Assignment
Pictures stay out of the copy, and everything else in the data below is repeated exactly.

Given records

● ● ● ●

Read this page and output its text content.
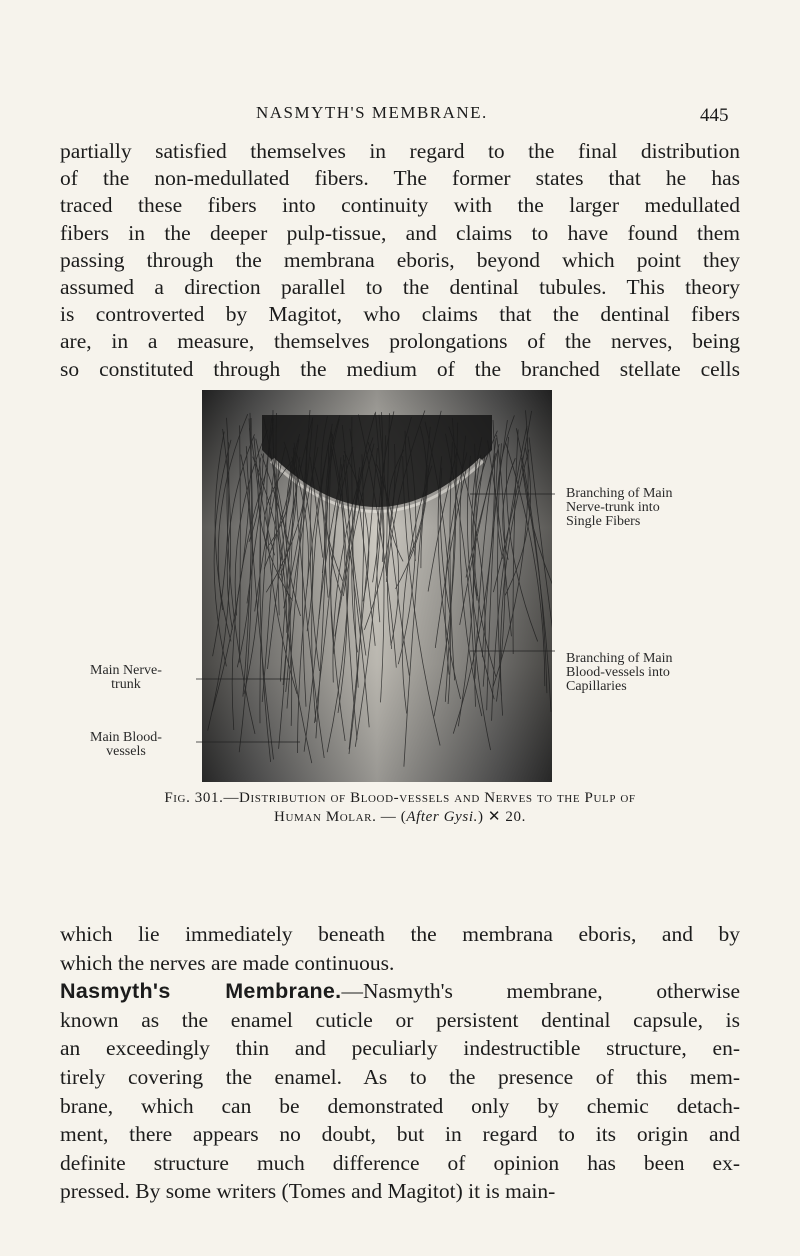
NASMYTH'S MEMBRANE.	445
partially satisfied themselves in regard to the final distribution
of the non-medullated fibers. The former states that he has
traced these fibers into continuity with the larger medullated
fibers in the deeper pulp-tissue, and claims to have found them
passing through the membrana eboris, beyond which point they
assumed a direction parallel to the dentinal tubules. This theory
is controverted by Magitot, who claims that the dentinal fibers
are, in a measure, themselves prolongations of the nerves, being
so constituted through the medium of the branched stellate cells
Branching of Main
Nerve-trunk into
Single Fibers
Branching of Main
Blood-vessels into
Capillaries
Main Nerve-
trunk
Main Blood-
vessels
Fig. 301.—Distribution of Blood-vessels and Nerves to the Pulp of
Human Molar. — (After Gysi.) ✕ 20.
which lie immediately beneath the membrana eboris, and by
which the nerves are made continuous.
Nasmyth's Membrane.—Nasmyth's membrane, otherwise
known as the enamel cuticle or persistent dentinal capsule, is
an exceedingly thin and peculiarly indestructible structure, en-
tirely covering the enamel. As to the presence of this mem-
brane, which can be demonstrated only by chemic detach-
ment, there appears no doubt, but in regard to its origin and
definite structure much difference of opinion has been ex-
pressed. By some writers (Tomes and Magitot) it is main-
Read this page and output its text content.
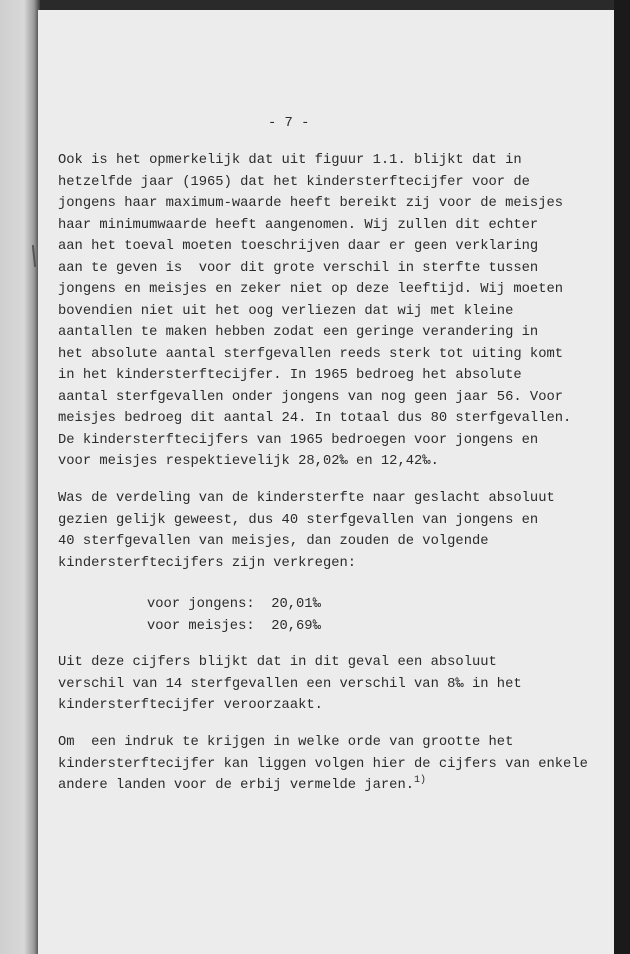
- 7 -
Ook is het opmerkelijk dat uit figuur 1.1. blijkt dat in
hetzelfde jaar (1965) dat het kindersterftecijfer voor de
jongens haar maximum-waarde heeft bereikt zij voor de meisjes
haar minimumwaarde heeft aangenomen. Wij zullen dit echter
aan het toeval moeten toeschrijven daar er geen verklaring
aan te geven is  voor dit grote verschil in sterfte tussen
jongens en meisjes en zeker niet op deze leeftijd. Wij moeten
bovendien niet uit het oog verliezen dat wij met kleine
aantallen te maken hebben zodat een geringe verandering in
het absolute aantal sterfgevallen reeds sterk tot uiting komt
in het kindersterftecijfer. In 1965 bedroeg het absolute
aantal sterfgevallen onder jongens van nog geen jaar 56. Voor
meisjes bedroeg dit aantal 24. In totaal dus 80 sterfgevallen.
De kindersterftecijfers van 1965 bedroegen voor jongens en
voor meisjes respektievelijk 28,02‰ en 12,42‰.
Was de verdeling van de kindersterfte naar geslacht absoluut
gezien gelijk geweest, dus 40 sterfgevallen van jongens en
40 sterfgevallen van meisjes, dan zouden de volgende
kindersterftecijfers zijn verkregen:
voor jongens:  20,01‰
voor meisjes:  20,69‰
Uit deze cijfers blijkt dat in dit geval een absoluut
verschil van 14 sterfgevallen een verschil van 8‰ in het
kindersterftecijfer veroorzaakt.
Om  een indruk te krijgen in welke orde van grootte het
kindersterftecijfer kan liggen volgen hier de cijfers van enkele
andere landen voor de erbij vermelde jaren.$^{1)}$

● ● ● ●

Exercise answer
Read this page and output its text content.
NASMYTH'S MEMBRANE.	445
partially satisfied themselves in regard to the final distribution
of the non-medullated fibers. The former states that he has
traced these fibers into continuity with the larger medullated
fibers in the deeper pulp-tissue, and claims to have found them
passing through the membrana eboris, beyond which point they
assumed a direction parallel to the dentinal tubules. This theory
is controverted by Magitot, who claims that the dentinal fibers
are, in a measure, themselves prolongations of the nerves, being
so constituted through the medium of the branched stellate cells
Branching of Main
Nerve-trunk into
Single Fibers
Branching of Main
Blood-vessels into
Capillaries
Main Nerve-
trunk
Main Blood-
vessels
Fig. 301.—Distribution of Blood-vessels and Nerves to the Pulp of
Human Molar. — (After Gysi.) ✕ 20.
which lie immediately beneath the membrana eboris, and by
which the nerves are made continuous.
Nasmyth's Membrane.—Nasmyth's membrane, otherwise
known as the enamel cuticle or persistent dentinal capsule, is
an exceedingly thin and peculiarly indestructible structure, en-
tirely covering the enamel. As to the presence of this mem-
brane, which can be demonstrated only by chemic detach-
ment, there appears no doubt, but in regard to its origin and
definite structure much difference of opinion has been ex-
pressed. By some writers (Tomes and Magitot) it is main-
Read this page and output its text content.
- 7 -
Ook is het opmerkelijk dat uit figuur 1.1. blijkt dat in
hetzelfde jaar (1965) dat het kindersterftecijfer voor de
jongens haar maximum-waarde heeft bereikt zij voor de meisjes
haar minimumwaarde heeft aangenomen. Wij zullen dit echter
aan het toeval moeten toeschrijven daar er geen verklaring
aan te geven is  voor dit grote verschil in sterfte tussen
jongens en meisjes en zeker niet op deze leeftijd. Wij moeten
bovendien niet uit het oog verliezen dat wij met kleine
aantallen te maken hebben zodat een geringe verandering in
het absolute aantal sterfgevallen reeds sterk tot uiting komt
in het kindersterftecijfer. In 1965 bedroeg het absolute
aantal sterfgevallen onder jongens van nog geen jaar 56. Voor
meisjes bedroeg dit aantal 24. In totaal dus 80 sterfgevallen.
De kindersterftecijfers van 1965 bedroegen voor jongens en
voor meisjes respektievelijk 28,02‰ en 12,42‰.
Was de verdeling van de kindersterfte naar geslacht absoluut
gezien gelijk geweest, dus 40 sterfgevallen van jongens en
40 sterfgevallen van meisjes, dan zouden de volgende
kindersterftecijfers zijn verkregen:
voor jongens:  20,01‰
voor meisjes:  20,69‰
Uit deze cijfers blijkt dat in dit geval een absoluut
verschil van 14 sterfgevallen een verschil van 8‰ in het
kindersterftecijfer veroorzaakt.
Om  een indruk te krijgen in welke orde van grootte het
kindersterftecijfer kan liggen volgen hier de cijfers van enkele
andere landen voor de erbij vermelde jaren.$^{1)}$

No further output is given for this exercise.